## Listed records
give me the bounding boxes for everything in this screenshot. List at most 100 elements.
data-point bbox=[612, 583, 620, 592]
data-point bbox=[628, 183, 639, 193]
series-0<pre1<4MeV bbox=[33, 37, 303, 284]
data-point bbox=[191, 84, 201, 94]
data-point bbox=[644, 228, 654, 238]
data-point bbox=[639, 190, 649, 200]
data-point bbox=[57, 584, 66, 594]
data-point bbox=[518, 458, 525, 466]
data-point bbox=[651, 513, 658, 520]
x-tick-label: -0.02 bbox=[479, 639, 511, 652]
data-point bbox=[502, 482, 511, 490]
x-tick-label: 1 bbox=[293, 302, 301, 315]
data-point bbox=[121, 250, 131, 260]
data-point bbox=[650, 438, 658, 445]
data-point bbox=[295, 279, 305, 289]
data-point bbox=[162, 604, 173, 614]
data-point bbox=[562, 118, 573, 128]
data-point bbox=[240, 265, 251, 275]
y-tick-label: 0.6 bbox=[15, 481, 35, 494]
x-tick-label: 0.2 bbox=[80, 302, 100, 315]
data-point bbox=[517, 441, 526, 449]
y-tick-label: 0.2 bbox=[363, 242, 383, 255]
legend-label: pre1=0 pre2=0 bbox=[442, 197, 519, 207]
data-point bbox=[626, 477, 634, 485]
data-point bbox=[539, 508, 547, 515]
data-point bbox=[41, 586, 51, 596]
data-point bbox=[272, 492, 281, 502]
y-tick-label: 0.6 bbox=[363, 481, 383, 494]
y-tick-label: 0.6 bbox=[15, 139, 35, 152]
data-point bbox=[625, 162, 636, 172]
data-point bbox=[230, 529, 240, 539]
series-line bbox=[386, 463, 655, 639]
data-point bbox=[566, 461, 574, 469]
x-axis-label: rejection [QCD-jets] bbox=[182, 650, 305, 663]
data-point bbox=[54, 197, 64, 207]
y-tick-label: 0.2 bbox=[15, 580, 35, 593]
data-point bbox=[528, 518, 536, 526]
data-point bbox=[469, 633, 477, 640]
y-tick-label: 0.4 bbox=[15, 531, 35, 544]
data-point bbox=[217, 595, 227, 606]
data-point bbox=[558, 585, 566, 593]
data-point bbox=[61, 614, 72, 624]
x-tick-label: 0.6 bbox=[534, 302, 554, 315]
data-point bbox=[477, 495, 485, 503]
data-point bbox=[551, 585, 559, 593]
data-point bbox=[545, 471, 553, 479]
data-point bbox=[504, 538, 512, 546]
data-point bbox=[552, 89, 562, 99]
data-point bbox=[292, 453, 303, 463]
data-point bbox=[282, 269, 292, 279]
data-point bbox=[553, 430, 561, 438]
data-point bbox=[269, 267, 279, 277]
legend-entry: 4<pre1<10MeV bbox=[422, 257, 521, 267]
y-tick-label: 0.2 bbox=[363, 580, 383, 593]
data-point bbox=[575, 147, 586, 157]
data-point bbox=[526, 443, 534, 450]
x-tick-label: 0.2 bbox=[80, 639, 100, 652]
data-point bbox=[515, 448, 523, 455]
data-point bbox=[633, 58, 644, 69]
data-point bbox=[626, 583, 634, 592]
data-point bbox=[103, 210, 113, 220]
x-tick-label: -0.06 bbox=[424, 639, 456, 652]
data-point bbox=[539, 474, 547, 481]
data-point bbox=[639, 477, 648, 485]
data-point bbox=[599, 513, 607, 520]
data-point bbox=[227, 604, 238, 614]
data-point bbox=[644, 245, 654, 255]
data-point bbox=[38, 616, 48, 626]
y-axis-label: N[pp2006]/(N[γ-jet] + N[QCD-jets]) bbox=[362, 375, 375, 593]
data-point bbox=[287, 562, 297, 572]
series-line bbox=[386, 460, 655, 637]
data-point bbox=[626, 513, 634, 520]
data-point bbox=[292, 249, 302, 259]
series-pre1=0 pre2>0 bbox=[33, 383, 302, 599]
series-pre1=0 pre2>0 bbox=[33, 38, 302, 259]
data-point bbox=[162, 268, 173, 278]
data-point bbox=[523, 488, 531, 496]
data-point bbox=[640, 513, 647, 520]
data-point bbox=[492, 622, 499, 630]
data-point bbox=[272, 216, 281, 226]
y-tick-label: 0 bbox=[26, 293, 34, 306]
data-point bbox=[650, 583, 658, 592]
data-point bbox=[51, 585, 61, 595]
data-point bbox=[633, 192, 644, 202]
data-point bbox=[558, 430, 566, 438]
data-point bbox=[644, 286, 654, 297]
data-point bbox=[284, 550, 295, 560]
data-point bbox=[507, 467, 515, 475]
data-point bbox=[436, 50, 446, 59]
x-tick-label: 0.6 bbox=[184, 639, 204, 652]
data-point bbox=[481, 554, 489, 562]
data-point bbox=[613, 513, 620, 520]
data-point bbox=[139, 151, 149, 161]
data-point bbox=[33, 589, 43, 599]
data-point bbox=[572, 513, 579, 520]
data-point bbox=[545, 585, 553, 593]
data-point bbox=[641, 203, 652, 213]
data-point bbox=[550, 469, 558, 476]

## What this task involves
Reproduce the listing above verbatim, every line in its original order.

## The completed task
give me the bounding boxes for everything in this screenshot. List at most 100 elements.
data-point bbox=[612, 583, 620, 592]
data-point bbox=[628, 183, 639, 193]
series-0<pre1<4MeV bbox=[33, 37, 303, 284]
data-point bbox=[191, 84, 201, 94]
data-point bbox=[644, 228, 654, 238]
data-point bbox=[639, 190, 649, 200]
data-point bbox=[57, 584, 66, 594]
data-point bbox=[518, 458, 525, 466]
data-point bbox=[651, 513, 658, 520]
x-tick-label: -0.02 bbox=[479, 639, 511, 652]
data-point bbox=[502, 482, 511, 490]
x-tick-label: 1 bbox=[293, 302, 301, 315]
data-point bbox=[121, 250, 131, 260]
data-point bbox=[650, 438, 658, 445]
data-point bbox=[295, 279, 305, 289]
data-point bbox=[162, 604, 173, 614]
data-point bbox=[562, 118, 573, 128]
data-point bbox=[240, 265, 251, 275]
y-tick-label: 0.6 bbox=[15, 481, 35, 494]
x-tick-label: 0.2 bbox=[80, 302, 100, 315]
data-point bbox=[517, 441, 526, 449]
y-tick-label: 0.2 bbox=[363, 242, 383, 255]
legend-label: pre1=0 pre2=0 bbox=[442, 197, 519, 207]
data-point bbox=[626, 477, 634, 485]
data-point bbox=[539, 508, 547, 515]
data-point bbox=[41, 586, 51, 596]
data-point bbox=[272, 492, 281, 502]
y-tick-label: 0.6 bbox=[363, 481, 383, 494]
y-tick-label: 0.6 bbox=[15, 139, 35, 152]
data-point bbox=[625, 162, 636, 172]
data-point bbox=[230, 529, 240, 539]
series-line bbox=[386, 463, 655, 639]
data-point bbox=[566, 461, 574, 469]
x-axis-label: rejection [QCD-jets] bbox=[182, 650, 305, 663]
data-point bbox=[54, 197, 64, 207]
y-tick-label: 0.2 bbox=[15, 580, 35, 593]
data-point bbox=[528, 518, 536, 526]
data-point bbox=[469, 633, 477, 640]
y-tick-label: 0.4 bbox=[15, 531, 35, 544]
data-point bbox=[217, 595, 227, 606]
data-point bbox=[558, 585, 566, 593]
data-point bbox=[61, 614, 72, 624]
x-tick-label: 0.6 bbox=[534, 302, 554, 315]
data-point bbox=[477, 495, 485, 503]
data-point bbox=[551, 585, 559, 593]
data-point bbox=[545, 471, 553, 479]
data-point bbox=[504, 538, 512, 546]
data-point bbox=[552, 89, 562, 99]
data-point bbox=[292, 453, 303, 463]
data-point bbox=[282, 269, 292, 279]
data-point bbox=[553, 430, 561, 438]
data-point bbox=[269, 267, 279, 277]
legend-entry: 4<pre1<10MeV bbox=[422, 257, 521, 267]
y-tick-label: 0.2 bbox=[363, 580, 383, 593]
data-point bbox=[575, 147, 586, 157]
data-point bbox=[526, 443, 534, 450]
x-tick-label: 0.2 bbox=[80, 639, 100, 652]
data-point bbox=[515, 448, 523, 455]
data-point bbox=[633, 58, 644, 69]
data-point bbox=[626, 583, 634, 592]
data-point bbox=[103, 210, 113, 220]
x-tick-label: -0.06 bbox=[424, 639, 456, 652]
data-point bbox=[539, 474, 547, 481]
data-point bbox=[639, 477, 648, 485]
data-point bbox=[599, 513, 607, 520]
data-point bbox=[227, 604, 238, 614]
data-point bbox=[644, 245, 654, 255]
data-point bbox=[38, 616, 48, 626]
y-axis-label: N[pp2006]/(N[γ-jet] + N[QCD-jets]) bbox=[362, 375, 375, 593]
data-point bbox=[287, 562, 297, 572]
series-line bbox=[386, 460, 655, 637]
data-point bbox=[626, 513, 634, 520]
data-point bbox=[292, 249, 302, 259]
series-pre1=0 pre2>0 bbox=[33, 383, 302, 599]
series-pre1=0 pre2>0 bbox=[33, 38, 302, 259]
data-point bbox=[162, 268, 173, 278]
data-point bbox=[523, 488, 531, 496]
data-point bbox=[640, 513, 647, 520]
data-point bbox=[492, 622, 499, 630]
data-point bbox=[272, 216, 281, 226]
y-tick-label: 0 bbox=[26, 293, 34, 306]
data-point bbox=[650, 583, 658, 592]
data-point bbox=[51, 585, 61, 595]
data-point bbox=[633, 192, 644, 202]
data-point bbox=[558, 430, 566, 438]
data-point bbox=[644, 286, 654, 297]
data-point bbox=[284, 550, 295, 560]
data-point bbox=[507, 467, 515, 475]
data-point bbox=[436, 50, 446, 59]
x-tick-label: 0.6 bbox=[184, 639, 204, 652]
data-point bbox=[481, 554, 489, 562]
data-point bbox=[613, 513, 620, 520]
data-point bbox=[139, 151, 149, 161]
data-point bbox=[33, 589, 43, 599]
data-point bbox=[572, 513, 579, 520]
data-point bbox=[545, 585, 553, 593]
data-point bbox=[641, 203, 652, 213]
data-point bbox=[550, 469, 558, 476]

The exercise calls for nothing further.